[Excerpt from a dataset]
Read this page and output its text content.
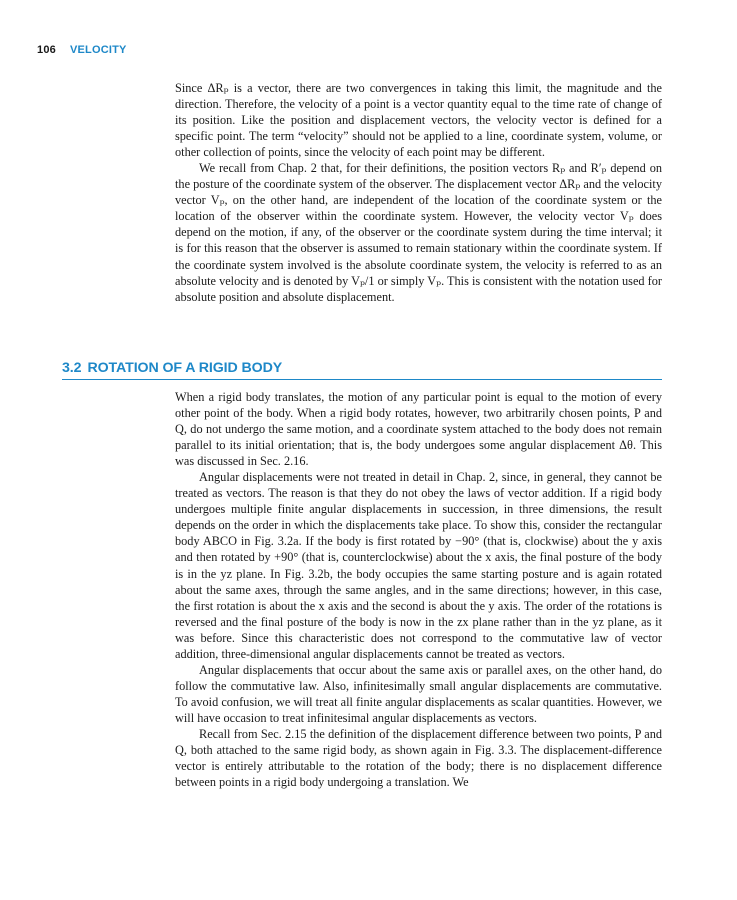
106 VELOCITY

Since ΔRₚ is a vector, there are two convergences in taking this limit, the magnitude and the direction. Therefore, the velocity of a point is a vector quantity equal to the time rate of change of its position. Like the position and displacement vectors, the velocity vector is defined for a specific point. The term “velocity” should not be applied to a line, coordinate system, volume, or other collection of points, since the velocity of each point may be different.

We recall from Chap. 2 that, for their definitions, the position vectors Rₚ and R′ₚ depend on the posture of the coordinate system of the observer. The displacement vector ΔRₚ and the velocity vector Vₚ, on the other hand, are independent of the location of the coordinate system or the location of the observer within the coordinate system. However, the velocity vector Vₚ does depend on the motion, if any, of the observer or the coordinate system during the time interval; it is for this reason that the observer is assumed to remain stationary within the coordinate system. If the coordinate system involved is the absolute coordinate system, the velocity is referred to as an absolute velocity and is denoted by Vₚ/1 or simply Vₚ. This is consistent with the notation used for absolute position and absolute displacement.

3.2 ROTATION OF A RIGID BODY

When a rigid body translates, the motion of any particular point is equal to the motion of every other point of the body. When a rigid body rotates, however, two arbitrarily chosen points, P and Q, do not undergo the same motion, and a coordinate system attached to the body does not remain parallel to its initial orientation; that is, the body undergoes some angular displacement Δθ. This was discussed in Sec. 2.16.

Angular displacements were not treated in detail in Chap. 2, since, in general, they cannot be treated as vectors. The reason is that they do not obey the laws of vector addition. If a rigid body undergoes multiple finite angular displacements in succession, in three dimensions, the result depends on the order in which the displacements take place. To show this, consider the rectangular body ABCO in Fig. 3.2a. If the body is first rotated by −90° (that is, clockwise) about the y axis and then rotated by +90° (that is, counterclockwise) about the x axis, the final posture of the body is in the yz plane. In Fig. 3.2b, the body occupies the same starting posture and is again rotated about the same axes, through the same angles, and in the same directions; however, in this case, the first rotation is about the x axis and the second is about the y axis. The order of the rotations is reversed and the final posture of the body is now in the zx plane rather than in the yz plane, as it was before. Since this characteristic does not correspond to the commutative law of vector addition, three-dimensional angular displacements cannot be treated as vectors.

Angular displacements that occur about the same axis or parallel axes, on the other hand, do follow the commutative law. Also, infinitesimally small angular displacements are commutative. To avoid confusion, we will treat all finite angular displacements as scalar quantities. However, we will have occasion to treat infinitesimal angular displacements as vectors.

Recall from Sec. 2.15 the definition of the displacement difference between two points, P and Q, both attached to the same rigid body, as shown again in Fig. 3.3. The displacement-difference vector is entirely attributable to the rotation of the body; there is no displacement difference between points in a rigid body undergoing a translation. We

## WHAT IS REQUIRED
Copy out the records above in full, exactly as written, but not the pictures.

## SOLVED PROBLEM
Read this page and output its text content.
106 VELOCITY

Since ΔRₚ is a vector, there are two convergences in taking this limit, the magnitude and the direction. Therefore, the velocity of a point is a vector quantity equal to the time rate of change of its position. Like the position and displacement vectors, the velocity vector is defined for a specific point. The term “velocity” should not be applied to a line, coordinate system, volume, or other collection of points, since the velocity of each point may be different.

We recall from Chap. 2 that, for their definitions, the position vectors Rₚ and R′ₚ depend on the posture of the coordinate system of the observer. The displacement vector ΔRₚ and the velocity vector Vₚ, on the other hand, are independent of the location of the coordinate system or the location of the observer within the coordinate system. However, the velocity vector Vₚ does depend on the motion, if any, of the observer or the coordinate system during the time interval; it is for this reason that the observer is assumed to remain stationary within the coordinate system. If the coordinate system involved is the absolute coordinate system, the velocity is referred to as an absolute velocity and is denoted by Vₚ/1 or simply Vₚ. This is consistent with the notation used for absolute position and absolute displacement.

3.2 ROTATION OF A RIGID BODY

When a rigid body translates, the motion of any particular point is equal to the motion of every other point of the body. When a rigid body rotates, however, two arbitrarily chosen points, P and Q, do not undergo the same motion, and a coordinate system attached to the body does not remain parallel to its initial orientation; that is, the body undergoes some angular displacement Δθ. This was discussed in Sec. 2.16.

Angular displacements were not treated in detail in Chap. 2, since, in general, they cannot be treated as vectors. The reason is that they do not obey the laws of vector addition. If a rigid body undergoes multiple finite angular displacements in succession, in three dimensions, the result depends on the order in which the displacements take place. To show this, consider the rectangular body ABCO in Fig. 3.2a. If the body is first rotated by −90° (that is, clockwise) about the y axis and then rotated by +90° (that is, counterclockwise) about the x axis, the final posture of the body is in the yz plane. In Fig. 3.2b, the body occupies the same starting posture and is again rotated about the same axes, through the same angles, and in the same directions; however, in this case, the first rotation is about the x axis and the second is about the y axis. The order of the rotations is reversed and the final posture of the body is now in the zx plane rather than in the yz plane, as it was before. Since this characteristic does not correspond to the commutative law of vector addition, three-dimensional angular displacements cannot be treated as vectors.

Angular displacements that occur about the same axis or parallel axes, on the other hand, do follow the commutative law. Also, infinitesimally small angular displacements are commutative. To avoid confusion, we will treat all finite angular displacements as scalar quantities. However, we will have occasion to treat infinitesimal angular displacements as vectors.

Recall from Sec. 2.15 the definition of the displacement difference between two points, P and Q, both attached to the same rigid body, as shown again in Fig. 3.3. The displacement-difference vector is entirely attributable to the rotation of the body; there is no displacement difference between points in a rigid body undergoing a translation. We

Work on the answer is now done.